_Aim_
Find the number of lines containing the string "type" in the data. Answer with the number by itself.

-- Start of Data --

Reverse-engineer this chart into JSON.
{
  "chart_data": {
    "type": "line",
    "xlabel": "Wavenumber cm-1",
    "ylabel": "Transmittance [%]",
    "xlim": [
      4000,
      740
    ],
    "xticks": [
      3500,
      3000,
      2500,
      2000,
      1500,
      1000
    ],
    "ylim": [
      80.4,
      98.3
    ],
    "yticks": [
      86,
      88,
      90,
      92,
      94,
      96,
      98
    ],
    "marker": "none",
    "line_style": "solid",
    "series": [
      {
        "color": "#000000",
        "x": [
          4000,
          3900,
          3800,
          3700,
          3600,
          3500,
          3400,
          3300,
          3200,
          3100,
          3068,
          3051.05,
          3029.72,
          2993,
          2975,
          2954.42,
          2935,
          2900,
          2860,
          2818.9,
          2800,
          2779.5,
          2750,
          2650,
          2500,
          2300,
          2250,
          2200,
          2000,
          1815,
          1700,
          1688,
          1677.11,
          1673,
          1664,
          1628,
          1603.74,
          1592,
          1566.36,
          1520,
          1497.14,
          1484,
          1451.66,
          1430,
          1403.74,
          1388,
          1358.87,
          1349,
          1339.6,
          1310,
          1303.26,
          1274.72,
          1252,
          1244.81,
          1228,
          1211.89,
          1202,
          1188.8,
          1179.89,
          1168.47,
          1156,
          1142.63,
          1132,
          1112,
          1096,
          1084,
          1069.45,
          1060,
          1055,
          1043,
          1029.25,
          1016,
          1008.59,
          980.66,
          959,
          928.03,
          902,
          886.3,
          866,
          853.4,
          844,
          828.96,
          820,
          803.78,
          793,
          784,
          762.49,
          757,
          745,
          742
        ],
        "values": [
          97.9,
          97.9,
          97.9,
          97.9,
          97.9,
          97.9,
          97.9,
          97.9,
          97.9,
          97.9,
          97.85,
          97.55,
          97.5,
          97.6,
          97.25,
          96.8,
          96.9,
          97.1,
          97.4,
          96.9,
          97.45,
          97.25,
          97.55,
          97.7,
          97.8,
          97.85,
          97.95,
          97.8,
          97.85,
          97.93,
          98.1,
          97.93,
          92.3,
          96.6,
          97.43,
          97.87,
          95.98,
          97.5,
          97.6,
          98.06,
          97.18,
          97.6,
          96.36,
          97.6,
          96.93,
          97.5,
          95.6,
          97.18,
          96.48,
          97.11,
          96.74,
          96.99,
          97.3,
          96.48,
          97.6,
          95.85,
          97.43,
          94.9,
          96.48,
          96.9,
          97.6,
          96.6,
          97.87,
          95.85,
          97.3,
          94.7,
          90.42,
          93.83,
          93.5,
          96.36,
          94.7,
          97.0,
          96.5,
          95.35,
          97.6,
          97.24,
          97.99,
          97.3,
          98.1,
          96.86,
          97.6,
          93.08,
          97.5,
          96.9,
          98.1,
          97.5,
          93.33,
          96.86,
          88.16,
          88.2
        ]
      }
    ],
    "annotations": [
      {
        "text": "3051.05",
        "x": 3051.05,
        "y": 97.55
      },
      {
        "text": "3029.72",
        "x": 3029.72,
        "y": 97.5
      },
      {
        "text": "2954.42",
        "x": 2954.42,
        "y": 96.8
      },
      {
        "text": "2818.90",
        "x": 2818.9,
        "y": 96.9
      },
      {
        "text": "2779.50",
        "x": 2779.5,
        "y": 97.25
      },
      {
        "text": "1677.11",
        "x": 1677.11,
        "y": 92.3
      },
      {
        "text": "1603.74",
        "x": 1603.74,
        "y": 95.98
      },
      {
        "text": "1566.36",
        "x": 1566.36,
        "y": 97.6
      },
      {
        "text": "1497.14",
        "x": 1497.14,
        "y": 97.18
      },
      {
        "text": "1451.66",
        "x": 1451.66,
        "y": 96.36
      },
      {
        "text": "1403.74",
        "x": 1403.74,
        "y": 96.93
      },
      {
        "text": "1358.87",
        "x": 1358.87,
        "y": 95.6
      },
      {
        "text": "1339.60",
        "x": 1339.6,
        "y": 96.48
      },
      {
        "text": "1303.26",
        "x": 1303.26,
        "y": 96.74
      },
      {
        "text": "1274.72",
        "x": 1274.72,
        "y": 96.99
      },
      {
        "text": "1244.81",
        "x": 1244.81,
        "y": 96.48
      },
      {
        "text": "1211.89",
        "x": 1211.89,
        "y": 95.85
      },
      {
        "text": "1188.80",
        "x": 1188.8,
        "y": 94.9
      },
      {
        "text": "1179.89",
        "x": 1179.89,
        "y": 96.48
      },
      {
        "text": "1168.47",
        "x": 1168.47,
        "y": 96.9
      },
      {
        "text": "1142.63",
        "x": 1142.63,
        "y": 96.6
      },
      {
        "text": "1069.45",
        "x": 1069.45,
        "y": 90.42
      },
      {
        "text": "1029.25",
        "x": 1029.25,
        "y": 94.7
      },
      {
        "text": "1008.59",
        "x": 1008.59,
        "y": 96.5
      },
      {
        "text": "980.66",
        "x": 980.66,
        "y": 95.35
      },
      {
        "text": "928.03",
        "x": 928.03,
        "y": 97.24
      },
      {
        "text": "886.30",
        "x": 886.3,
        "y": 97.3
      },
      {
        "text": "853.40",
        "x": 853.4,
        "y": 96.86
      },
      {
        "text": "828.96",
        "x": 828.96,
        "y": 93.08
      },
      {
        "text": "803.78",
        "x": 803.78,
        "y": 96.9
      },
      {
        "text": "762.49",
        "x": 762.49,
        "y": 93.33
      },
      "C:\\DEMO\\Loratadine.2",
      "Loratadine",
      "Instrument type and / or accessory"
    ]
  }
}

-- End of Data --

_Full answer_
2